*What is asked*
Read through the data and report every line in which the word "Download" occurs.

========================================

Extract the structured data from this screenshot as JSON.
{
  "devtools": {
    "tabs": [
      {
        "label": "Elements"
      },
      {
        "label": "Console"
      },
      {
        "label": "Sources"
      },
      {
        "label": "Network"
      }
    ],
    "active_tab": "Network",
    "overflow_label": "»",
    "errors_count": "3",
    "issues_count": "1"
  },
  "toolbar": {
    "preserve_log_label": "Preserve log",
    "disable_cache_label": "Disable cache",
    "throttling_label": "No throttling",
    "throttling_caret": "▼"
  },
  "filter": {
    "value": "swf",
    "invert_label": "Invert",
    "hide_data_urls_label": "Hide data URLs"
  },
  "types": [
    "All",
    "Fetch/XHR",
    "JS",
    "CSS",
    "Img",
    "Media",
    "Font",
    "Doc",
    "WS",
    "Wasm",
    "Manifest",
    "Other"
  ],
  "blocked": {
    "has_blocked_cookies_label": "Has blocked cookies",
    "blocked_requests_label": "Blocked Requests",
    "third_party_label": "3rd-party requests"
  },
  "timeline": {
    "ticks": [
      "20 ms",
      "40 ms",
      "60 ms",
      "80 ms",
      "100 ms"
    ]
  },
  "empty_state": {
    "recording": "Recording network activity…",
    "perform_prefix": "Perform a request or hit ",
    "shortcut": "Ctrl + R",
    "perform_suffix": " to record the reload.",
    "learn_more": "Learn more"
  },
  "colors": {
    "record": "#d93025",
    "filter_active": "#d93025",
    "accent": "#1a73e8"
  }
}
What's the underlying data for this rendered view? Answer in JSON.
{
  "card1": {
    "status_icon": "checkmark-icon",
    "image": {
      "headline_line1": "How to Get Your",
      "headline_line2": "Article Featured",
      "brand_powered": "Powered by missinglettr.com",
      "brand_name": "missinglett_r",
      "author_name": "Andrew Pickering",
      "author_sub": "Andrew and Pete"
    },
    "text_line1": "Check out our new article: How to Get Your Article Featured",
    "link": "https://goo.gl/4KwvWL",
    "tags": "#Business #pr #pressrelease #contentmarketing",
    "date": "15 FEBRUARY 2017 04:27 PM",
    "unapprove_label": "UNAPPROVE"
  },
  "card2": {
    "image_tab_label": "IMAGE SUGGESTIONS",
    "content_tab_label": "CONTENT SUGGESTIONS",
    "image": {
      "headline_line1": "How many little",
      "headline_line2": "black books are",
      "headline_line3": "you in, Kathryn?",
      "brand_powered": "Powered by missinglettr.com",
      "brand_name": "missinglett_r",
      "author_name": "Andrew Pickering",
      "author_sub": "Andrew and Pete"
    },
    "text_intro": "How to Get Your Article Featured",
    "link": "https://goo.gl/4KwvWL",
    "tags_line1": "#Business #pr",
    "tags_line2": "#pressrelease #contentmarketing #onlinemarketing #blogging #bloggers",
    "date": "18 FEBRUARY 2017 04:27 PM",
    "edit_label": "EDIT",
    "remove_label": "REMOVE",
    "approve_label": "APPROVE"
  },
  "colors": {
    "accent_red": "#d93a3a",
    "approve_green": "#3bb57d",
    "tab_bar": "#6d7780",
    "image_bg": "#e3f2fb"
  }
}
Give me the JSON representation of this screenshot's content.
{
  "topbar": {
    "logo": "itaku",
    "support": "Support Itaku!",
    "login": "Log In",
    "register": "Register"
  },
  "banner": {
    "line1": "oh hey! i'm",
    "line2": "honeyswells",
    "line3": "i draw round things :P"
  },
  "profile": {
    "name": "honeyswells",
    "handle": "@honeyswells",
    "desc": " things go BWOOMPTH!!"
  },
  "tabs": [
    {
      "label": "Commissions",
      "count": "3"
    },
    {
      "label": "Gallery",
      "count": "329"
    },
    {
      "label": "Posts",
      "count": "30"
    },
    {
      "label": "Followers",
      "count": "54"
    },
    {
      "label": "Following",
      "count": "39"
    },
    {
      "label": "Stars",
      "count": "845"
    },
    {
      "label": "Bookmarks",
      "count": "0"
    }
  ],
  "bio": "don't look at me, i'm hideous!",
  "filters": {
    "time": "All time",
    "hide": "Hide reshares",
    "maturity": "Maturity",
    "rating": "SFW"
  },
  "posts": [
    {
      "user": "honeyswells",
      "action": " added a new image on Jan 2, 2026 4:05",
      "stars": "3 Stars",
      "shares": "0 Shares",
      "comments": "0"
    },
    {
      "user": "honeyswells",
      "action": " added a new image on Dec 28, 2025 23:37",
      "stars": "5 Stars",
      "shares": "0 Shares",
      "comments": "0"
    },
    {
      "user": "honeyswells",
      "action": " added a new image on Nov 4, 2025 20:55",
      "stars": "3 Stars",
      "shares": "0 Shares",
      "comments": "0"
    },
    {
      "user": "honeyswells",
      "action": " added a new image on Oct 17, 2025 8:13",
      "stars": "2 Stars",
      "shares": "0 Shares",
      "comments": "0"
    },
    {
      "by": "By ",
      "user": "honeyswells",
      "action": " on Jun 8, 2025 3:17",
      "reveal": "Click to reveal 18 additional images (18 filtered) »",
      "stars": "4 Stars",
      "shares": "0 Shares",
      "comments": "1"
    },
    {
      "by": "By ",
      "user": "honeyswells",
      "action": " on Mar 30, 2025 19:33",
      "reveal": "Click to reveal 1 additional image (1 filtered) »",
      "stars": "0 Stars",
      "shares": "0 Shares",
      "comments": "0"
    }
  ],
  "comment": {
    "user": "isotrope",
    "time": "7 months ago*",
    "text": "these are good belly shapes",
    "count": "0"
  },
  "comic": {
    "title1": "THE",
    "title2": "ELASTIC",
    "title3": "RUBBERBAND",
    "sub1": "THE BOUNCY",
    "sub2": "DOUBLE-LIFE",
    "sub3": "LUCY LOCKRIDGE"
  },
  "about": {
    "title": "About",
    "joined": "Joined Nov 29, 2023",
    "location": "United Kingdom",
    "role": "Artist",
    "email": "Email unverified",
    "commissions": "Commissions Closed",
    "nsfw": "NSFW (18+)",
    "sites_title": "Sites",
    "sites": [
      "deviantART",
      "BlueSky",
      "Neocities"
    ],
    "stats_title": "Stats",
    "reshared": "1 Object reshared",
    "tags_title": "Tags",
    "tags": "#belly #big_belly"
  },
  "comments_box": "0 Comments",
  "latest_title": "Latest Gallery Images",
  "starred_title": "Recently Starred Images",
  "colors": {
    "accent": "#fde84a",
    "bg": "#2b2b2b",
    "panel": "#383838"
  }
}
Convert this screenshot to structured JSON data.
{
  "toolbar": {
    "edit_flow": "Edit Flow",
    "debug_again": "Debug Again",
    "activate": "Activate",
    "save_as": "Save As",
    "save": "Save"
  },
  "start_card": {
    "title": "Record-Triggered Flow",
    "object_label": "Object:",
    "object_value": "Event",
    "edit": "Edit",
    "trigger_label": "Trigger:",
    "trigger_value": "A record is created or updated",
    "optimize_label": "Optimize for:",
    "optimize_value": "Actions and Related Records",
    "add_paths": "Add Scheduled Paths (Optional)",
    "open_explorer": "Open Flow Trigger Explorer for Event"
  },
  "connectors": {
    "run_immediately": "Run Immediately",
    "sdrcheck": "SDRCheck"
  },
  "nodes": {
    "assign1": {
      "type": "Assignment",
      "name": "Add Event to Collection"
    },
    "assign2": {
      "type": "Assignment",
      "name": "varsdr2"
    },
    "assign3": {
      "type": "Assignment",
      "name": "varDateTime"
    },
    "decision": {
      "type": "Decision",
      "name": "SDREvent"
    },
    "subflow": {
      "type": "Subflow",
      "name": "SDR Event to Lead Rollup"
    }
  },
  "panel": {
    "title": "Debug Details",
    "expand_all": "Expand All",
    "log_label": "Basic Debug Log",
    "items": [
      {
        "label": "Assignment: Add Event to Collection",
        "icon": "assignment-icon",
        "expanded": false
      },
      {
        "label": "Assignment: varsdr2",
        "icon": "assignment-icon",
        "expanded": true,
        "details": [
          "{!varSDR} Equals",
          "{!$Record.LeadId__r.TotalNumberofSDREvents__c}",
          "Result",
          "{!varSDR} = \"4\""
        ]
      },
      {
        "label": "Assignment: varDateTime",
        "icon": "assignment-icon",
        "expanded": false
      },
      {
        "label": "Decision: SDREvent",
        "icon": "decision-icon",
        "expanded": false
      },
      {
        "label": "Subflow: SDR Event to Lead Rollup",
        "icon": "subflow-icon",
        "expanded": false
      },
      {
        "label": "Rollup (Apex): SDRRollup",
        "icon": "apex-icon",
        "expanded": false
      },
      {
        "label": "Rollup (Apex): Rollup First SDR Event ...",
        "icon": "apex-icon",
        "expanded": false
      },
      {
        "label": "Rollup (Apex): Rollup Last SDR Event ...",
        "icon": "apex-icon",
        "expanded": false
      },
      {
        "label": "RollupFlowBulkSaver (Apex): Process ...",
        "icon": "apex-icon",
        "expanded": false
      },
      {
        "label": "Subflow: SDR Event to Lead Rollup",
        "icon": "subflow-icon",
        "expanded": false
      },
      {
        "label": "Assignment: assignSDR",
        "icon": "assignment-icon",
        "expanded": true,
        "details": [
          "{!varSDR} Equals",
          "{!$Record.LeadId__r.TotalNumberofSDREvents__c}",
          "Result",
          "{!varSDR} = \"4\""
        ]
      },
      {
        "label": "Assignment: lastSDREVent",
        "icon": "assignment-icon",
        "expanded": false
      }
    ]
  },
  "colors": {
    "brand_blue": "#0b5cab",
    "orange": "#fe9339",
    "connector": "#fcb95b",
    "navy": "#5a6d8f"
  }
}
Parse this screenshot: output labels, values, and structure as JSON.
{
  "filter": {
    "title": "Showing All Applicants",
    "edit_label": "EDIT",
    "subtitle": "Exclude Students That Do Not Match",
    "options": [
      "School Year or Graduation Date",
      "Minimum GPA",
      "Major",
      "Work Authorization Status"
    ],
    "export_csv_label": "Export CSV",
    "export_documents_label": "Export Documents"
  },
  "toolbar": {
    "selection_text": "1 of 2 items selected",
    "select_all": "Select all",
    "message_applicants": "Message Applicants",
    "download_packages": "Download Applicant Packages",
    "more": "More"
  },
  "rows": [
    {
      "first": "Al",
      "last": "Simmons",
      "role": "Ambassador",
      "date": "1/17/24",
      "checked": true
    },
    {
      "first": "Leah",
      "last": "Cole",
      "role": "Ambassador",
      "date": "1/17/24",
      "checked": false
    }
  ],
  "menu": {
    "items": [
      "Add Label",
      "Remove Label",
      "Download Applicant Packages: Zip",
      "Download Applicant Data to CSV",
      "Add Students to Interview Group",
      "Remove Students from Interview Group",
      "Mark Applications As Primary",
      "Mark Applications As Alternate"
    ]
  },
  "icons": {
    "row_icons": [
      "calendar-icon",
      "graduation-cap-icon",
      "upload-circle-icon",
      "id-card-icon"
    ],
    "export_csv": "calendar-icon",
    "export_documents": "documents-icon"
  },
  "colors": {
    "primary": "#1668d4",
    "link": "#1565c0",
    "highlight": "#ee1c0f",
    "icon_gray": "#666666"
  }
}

========================================

*Task response*
    "download_packages": "Download Applicant Packages",
      "Download Applicant Packages: Zip",
      "Download Applicant Data to CSV",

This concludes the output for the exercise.